* _TO DO_
Quote exactly, and only, the lines from the one containing "What's the underlying" through the end of the material below. Skip pictures.

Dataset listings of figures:
= = = = =

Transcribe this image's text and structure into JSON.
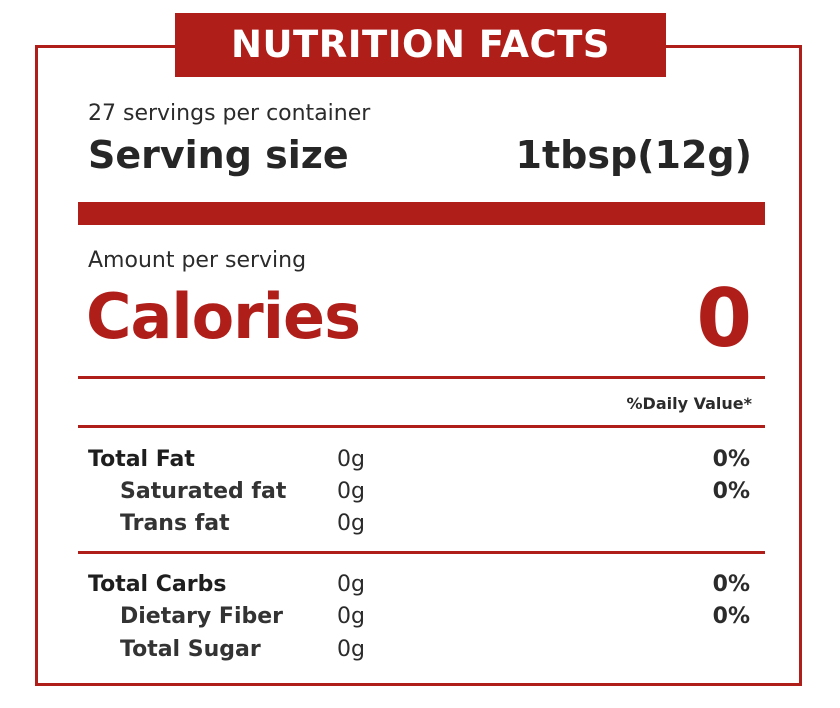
{
  "header": {
    "title": "NUTRITION FACTS"
  },
  "serving": {
    "servings_per_container": "27 servings per container",
    "size_label": "Serving size",
    "size_value": "1tbsp(12g)"
  },
  "calories": {
    "amount_label": "Amount per serving",
    "label": "Calories",
    "value": "0"
  },
  "daily_value_header": "%Daily Value*",
  "fat_group": {
    "total": {
      "name": "Total Fat",
      "amount": "0g",
      "dv": "0%"
    },
    "saturated": {
      "name": "Saturated fat",
      "amount": "0g",
      "dv": "0%"
    },
    "trans": {
      "name": "Trans fat",
      "amount": "0g"
    }
  },
  "carb_group": {
    "total": {
      "name": "Total Carbs",
      "amount": "0g",
      "dv": "0%"
    },
    "fiber": {
      "name": "Dietary Fiber",
      "amount": "0g",
      "dv": "0%"
    },
    "sugar": {
      "name": "Total Sugar",
      "amount": "0g"
    }
  },
  "colors": {
    "accent": "#b01e1a",
    "text": "#222222",
    "background": "#ffffff"
  }
}
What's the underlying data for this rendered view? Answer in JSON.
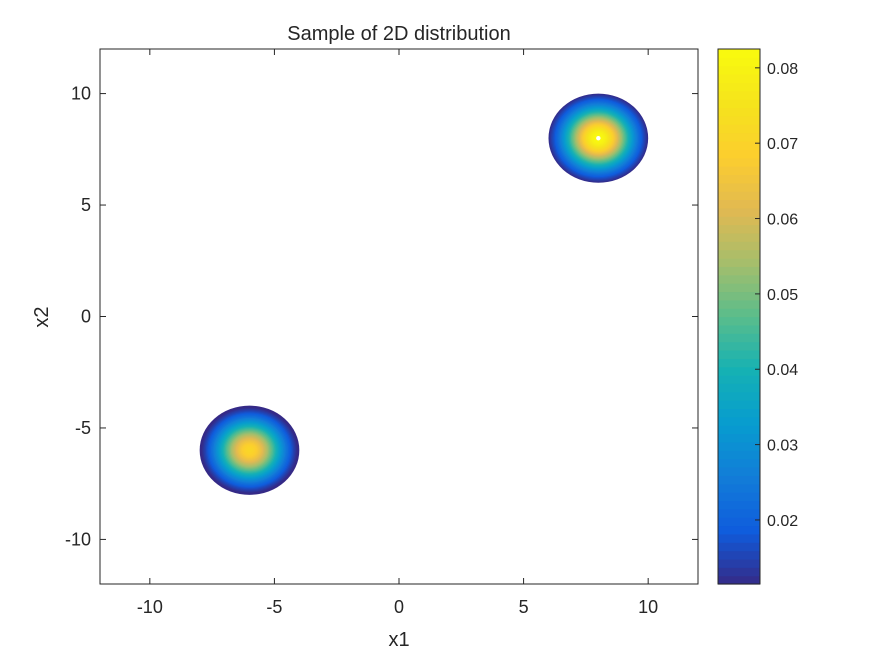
{
  "chart_data": {
    "type": "heatmap",
    "title": "Sample of 2D distribution",
    "xlabel": "x1",
    "ylabel": "x2",
    "xlim": [
      -12,
      12
    ],
    "ylim": [
      -12,
      12
    ],
    "xticks": [
      -10,
      -5,
      0,
      5,
      10
    ],
    "yticks": [
      10,
      5,
      0,
      -5,
      -10
    ],
    "grid": false,
    "colorbar": {
      "range": [
        0.0115,
        0.0825
      ],
      "ticks": [
        "0.02",
        "0.03",
        "0.04",
        "0.05",
        "0.06",
        "0.07",
        "0.08"
      ],
      "colormap": "parula"
    },
    "blobs": [
      {
        "center": [
          8,
          8
        ],
        "radius": 2.0,
        "peak": 0.0825,
        "edge": 0.0115,
        "sigma": 1.02
      },
      {
        "center": [
          -6,
          -6
        ],
        "radius": 2.0,
        "peak": 0.071,
        "edge": 0.0115,
        "sigma": 1.02
      }
    ]
  }
}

= = = = =

* _TASK RESULT_
What's the underlying data for this rendered view? Answer in JSON.
{
  "chart_data": {
    "type": "heatmap",
    "title": "Sample of 2D distribution",
    "xlabel": "x1",
    "ylabel": "x2",
    "xlim": [
      -12,
      12
    ],
    "ylim": [
      -12,
      12
    ],
    "xticks": [
      -10,
      -5,
      0,
      5,
      10
    ],
    "yticks": [
      10,
      5,
      0,
      -5,
      -10
    ],
    "grid": false,
    "colorbar": {
      "range": [
        0.0115,
        0.0825
      ],
      "ticks": [
        "0.02",
        "0.03",
        "0.04",
        "0.05",
        "0.06",
        "0.07",
        "0.08"
      ],
      "colormap": "parula"
    },
    "blobs": [
      {
        "center": [
          8,
          8
        ],
        "radius": 2.0,
        "peak": 0.0825,
        "edge": 0.0115,
        "sigma": 1.02
      },
      {
        "center": [
          -6,
          -6
        ],
        "radius": 2.0,
        "peak": 0.071,
        "edge": 0.0115,
        "sigma": 1.02
      }
    ]
  }
}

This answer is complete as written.